• Set exercise: Using the records below, locate all lines containing "caption" and return them.

• Material provided:
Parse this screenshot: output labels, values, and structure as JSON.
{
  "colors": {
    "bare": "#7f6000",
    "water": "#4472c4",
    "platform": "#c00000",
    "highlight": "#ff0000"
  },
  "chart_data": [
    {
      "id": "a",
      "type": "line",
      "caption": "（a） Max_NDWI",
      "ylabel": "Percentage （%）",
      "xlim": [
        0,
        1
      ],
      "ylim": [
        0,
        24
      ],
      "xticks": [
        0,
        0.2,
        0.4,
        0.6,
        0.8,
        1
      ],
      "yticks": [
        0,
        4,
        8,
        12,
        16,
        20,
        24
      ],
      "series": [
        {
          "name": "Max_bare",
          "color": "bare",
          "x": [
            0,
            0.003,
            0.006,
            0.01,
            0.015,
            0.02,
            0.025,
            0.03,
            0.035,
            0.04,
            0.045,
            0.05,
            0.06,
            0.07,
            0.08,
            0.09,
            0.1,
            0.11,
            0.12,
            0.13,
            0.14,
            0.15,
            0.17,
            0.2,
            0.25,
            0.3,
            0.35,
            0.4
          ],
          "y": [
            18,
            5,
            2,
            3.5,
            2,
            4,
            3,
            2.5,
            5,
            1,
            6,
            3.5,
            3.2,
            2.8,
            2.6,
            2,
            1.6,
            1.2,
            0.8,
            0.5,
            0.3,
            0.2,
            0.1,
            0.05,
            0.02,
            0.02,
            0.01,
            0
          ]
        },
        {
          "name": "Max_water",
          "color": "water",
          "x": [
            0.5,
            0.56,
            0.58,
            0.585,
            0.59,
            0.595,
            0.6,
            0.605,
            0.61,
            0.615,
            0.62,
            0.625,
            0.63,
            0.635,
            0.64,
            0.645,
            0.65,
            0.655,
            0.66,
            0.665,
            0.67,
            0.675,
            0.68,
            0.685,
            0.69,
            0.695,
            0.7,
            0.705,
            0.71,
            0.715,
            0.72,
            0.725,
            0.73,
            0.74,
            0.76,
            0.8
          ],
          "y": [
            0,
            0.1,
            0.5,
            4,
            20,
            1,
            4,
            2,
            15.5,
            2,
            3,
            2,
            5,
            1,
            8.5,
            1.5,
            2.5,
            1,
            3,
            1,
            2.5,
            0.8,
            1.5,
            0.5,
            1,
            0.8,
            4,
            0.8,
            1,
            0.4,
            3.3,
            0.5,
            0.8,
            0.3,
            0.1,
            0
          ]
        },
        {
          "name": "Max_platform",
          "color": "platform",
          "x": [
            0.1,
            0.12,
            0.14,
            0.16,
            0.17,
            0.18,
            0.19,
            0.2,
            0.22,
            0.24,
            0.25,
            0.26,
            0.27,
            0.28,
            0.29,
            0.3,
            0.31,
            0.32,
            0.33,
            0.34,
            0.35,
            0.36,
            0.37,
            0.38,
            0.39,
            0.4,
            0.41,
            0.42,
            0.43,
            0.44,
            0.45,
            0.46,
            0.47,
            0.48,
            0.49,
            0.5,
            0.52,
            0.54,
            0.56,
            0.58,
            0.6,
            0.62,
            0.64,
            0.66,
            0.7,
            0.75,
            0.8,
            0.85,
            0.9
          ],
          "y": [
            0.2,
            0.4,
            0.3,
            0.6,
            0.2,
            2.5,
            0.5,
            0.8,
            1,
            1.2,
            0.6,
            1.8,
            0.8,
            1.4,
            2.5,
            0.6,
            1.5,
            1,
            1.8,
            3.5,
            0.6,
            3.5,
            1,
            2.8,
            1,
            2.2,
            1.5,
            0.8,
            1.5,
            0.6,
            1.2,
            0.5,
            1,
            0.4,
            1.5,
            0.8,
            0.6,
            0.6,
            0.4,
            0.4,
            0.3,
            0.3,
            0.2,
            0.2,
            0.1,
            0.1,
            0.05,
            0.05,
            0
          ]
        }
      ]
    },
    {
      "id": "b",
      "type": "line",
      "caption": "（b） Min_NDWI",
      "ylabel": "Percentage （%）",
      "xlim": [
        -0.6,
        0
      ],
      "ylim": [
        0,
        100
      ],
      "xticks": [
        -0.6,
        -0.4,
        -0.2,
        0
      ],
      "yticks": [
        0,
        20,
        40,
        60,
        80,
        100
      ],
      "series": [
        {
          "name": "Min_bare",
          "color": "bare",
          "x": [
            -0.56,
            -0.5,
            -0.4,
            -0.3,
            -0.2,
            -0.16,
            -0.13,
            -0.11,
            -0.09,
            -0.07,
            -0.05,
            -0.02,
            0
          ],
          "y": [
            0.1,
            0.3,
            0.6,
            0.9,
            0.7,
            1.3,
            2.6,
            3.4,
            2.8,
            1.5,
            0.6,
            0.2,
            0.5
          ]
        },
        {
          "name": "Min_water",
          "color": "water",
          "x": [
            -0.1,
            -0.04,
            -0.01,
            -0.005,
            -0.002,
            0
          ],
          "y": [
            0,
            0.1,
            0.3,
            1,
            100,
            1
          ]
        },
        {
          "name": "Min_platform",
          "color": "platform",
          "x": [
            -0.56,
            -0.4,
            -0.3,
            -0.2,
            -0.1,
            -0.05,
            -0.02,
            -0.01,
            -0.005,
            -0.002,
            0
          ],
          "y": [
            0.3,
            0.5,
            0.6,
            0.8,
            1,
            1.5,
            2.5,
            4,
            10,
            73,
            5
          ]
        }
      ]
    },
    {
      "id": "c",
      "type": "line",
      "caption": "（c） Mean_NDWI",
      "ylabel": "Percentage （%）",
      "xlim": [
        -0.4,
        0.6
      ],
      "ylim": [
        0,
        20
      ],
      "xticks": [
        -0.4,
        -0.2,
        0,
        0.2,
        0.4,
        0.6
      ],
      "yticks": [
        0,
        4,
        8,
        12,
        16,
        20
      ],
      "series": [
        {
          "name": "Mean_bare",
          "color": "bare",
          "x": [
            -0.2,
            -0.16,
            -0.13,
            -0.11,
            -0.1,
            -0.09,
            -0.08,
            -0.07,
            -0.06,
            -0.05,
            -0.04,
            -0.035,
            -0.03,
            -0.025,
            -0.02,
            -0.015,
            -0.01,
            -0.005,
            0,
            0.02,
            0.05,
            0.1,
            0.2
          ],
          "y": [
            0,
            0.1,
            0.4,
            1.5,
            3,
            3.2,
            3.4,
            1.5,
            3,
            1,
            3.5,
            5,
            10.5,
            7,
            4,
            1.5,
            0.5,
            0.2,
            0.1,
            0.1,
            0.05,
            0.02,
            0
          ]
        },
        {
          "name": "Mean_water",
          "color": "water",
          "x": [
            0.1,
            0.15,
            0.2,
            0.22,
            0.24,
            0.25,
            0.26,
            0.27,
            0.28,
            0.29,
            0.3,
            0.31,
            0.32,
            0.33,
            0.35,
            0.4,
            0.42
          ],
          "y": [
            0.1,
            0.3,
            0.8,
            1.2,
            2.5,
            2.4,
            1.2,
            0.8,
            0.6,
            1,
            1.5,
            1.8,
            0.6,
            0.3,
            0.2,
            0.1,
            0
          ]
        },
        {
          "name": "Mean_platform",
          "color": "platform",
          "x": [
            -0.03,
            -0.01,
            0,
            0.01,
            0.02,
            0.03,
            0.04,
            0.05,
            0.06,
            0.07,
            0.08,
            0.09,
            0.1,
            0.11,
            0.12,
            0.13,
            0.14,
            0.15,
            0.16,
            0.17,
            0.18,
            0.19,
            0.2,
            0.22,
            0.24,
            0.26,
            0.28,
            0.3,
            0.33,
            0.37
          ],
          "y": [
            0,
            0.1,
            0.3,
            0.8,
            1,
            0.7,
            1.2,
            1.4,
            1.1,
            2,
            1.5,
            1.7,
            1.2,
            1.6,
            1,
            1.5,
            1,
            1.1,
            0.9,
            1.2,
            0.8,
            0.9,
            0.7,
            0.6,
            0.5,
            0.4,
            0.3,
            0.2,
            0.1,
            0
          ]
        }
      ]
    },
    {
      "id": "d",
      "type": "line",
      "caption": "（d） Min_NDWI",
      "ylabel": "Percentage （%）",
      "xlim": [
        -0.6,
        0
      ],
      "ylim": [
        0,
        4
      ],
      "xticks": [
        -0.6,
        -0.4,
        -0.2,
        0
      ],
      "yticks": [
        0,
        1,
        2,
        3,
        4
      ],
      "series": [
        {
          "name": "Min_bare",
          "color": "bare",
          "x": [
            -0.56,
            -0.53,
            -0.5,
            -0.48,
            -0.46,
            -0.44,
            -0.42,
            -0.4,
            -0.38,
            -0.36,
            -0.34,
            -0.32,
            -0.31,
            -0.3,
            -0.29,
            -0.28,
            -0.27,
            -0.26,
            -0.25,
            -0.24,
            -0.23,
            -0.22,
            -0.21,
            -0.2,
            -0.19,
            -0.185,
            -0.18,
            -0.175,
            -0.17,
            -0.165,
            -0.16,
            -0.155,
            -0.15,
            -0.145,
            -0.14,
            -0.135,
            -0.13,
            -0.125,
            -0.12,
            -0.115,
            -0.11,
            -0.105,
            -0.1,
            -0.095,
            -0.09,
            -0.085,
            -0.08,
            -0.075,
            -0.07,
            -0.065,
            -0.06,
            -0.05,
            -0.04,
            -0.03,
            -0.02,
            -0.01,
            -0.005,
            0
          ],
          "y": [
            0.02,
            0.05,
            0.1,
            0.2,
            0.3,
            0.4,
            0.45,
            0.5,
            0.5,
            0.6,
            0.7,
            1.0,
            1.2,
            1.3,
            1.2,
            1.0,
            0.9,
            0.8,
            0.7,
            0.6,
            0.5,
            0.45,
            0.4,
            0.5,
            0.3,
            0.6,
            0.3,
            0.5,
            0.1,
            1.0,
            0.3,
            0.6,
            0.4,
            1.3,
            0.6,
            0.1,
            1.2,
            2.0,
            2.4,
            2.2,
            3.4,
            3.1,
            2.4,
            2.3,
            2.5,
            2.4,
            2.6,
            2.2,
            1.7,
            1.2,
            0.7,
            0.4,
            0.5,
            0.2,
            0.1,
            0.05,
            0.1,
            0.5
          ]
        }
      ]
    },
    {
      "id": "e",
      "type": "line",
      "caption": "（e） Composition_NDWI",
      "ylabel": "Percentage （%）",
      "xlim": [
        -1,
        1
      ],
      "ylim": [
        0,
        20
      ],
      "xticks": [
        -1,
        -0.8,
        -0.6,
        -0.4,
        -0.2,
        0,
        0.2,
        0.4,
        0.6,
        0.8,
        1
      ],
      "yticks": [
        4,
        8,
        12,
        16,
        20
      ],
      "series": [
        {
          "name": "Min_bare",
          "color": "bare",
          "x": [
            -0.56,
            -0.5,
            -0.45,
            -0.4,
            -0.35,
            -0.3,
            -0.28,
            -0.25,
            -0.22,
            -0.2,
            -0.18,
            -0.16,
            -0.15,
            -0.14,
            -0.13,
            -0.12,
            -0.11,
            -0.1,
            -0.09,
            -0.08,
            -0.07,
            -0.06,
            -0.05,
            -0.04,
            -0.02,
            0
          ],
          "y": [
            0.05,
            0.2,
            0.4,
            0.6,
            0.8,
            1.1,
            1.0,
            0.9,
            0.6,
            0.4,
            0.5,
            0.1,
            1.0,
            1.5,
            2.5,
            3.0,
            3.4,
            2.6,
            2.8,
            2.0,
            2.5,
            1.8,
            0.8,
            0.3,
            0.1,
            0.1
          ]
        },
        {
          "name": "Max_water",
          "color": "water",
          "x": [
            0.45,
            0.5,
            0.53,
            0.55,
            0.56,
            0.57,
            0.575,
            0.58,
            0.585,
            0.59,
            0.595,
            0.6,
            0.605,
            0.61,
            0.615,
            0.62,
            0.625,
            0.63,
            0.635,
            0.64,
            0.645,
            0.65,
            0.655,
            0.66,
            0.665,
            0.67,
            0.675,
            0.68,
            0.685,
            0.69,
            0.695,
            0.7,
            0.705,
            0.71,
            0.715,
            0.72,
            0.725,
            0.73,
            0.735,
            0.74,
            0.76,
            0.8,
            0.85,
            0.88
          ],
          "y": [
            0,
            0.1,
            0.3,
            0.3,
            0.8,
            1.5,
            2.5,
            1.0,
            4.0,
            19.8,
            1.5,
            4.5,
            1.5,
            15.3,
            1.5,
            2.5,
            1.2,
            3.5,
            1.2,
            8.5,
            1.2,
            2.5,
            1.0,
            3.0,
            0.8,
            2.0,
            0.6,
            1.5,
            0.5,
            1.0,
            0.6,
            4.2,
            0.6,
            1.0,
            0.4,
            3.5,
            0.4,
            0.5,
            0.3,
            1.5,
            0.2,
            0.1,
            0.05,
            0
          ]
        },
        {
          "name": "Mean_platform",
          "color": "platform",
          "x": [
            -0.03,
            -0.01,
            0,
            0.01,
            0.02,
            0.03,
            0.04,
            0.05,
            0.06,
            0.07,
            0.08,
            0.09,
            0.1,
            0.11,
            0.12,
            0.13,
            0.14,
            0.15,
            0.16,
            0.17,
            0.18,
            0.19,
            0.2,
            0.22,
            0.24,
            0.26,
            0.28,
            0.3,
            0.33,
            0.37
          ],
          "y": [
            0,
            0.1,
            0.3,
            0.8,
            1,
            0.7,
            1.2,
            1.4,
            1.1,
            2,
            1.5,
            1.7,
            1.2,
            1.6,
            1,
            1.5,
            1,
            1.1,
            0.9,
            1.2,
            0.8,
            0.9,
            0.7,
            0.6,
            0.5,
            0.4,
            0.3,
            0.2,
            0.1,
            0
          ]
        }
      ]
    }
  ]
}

• Worked answer:
      "caption": "（a） Max_NDWI",
      "caption": "（b） Min_NDWI",
      "caption": "（c） Mean_NDWI",
      "caption": "（d） Min_NDWI",
      "caption": "（e） Composition_NDWI",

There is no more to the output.